- GIVEN REQUEST
Report the count of lines holding "Monat" in the records, with no other words.

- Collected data
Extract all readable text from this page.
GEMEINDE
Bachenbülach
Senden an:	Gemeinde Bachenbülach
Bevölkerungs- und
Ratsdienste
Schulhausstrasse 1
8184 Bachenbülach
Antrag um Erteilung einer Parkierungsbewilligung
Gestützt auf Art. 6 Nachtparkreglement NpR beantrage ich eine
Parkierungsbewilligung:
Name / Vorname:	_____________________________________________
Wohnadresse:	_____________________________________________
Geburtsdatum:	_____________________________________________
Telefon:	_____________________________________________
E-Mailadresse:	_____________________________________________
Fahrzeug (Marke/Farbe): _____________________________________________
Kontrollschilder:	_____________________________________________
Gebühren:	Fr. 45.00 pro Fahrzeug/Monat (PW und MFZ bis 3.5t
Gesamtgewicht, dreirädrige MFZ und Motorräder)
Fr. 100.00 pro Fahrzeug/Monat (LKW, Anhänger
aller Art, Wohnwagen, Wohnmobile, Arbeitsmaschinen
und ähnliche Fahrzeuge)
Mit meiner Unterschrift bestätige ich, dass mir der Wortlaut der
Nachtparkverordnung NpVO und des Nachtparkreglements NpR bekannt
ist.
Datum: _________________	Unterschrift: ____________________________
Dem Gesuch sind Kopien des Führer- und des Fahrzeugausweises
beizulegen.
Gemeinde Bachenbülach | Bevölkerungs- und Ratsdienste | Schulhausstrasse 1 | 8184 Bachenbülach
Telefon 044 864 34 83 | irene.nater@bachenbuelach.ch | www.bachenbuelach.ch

- FINAL RESULT
2